Challenge
Where a line below holds the string "Count", copy that line.

Rows from a figure dataset
----

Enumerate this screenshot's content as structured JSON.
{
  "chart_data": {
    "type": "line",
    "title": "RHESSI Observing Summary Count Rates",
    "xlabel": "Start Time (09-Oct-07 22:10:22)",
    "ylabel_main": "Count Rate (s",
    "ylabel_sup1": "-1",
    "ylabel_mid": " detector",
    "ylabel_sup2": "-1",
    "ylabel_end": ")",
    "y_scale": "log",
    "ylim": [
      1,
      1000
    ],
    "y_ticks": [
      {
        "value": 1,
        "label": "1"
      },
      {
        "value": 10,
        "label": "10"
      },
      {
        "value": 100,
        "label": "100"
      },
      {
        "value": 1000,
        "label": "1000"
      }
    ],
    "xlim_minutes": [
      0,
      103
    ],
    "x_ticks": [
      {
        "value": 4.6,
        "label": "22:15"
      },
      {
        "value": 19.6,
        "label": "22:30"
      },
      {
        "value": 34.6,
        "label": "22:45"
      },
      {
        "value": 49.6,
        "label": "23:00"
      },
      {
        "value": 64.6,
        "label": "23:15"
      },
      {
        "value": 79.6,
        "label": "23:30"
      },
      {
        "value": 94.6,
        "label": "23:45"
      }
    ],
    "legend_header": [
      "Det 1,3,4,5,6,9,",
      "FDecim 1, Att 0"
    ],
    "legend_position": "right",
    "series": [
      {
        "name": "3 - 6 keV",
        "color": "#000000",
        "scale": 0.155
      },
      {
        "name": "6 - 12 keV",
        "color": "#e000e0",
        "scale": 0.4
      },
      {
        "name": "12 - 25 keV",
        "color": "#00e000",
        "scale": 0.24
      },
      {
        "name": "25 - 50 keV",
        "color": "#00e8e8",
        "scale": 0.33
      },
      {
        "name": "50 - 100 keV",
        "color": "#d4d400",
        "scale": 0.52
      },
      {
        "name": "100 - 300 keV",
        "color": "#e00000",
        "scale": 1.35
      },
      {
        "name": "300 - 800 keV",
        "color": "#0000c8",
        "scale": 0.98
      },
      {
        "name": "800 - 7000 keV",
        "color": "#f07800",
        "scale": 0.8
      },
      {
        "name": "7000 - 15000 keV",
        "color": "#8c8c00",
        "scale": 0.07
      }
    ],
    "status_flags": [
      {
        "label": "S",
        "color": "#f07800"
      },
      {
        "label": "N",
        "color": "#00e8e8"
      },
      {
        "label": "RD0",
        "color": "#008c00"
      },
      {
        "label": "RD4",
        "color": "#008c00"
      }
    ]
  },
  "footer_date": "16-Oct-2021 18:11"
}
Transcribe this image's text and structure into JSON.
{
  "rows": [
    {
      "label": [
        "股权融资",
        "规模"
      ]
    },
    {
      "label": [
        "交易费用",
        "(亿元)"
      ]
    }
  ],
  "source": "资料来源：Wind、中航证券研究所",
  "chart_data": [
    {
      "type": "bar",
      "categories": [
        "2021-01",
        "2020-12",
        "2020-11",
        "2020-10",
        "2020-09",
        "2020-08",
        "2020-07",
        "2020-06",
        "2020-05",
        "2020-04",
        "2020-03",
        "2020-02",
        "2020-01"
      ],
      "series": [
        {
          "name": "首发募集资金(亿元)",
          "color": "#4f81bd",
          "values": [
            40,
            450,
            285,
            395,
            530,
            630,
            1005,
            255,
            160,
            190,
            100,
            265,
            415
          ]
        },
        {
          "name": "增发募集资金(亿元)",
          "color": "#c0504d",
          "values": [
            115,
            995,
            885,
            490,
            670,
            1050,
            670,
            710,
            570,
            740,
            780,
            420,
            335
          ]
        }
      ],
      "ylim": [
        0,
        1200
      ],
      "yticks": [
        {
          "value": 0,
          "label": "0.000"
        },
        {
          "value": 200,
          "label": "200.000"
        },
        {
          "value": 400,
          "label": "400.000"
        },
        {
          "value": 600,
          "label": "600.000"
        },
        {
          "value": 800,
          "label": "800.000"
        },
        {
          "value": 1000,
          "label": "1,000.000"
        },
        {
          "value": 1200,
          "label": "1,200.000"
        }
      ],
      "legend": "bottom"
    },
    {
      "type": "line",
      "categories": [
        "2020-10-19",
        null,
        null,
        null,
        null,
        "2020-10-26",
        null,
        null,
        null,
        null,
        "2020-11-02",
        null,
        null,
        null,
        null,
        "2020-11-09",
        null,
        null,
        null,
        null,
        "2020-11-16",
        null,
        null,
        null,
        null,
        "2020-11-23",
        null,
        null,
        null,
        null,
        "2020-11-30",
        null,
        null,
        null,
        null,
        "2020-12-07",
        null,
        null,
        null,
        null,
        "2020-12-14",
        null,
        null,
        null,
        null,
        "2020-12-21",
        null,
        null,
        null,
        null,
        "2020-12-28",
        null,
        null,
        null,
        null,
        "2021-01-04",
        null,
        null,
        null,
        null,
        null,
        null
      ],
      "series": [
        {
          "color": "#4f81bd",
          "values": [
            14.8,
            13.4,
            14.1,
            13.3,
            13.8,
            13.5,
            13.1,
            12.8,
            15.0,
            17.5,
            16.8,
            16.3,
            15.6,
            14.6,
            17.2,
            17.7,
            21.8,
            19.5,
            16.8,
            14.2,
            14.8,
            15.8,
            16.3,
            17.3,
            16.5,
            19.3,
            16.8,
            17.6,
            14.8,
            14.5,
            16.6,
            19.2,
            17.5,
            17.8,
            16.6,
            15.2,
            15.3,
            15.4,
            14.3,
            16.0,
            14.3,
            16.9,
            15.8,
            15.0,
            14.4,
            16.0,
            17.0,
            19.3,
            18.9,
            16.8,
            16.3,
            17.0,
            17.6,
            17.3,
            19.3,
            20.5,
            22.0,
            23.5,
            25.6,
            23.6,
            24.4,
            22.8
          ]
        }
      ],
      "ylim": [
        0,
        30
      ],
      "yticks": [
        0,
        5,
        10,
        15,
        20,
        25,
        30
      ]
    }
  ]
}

----

Final result
    "title": "RHESSI Observing Summary Count Rates",
    "ylabel_main": "Count Rate (s",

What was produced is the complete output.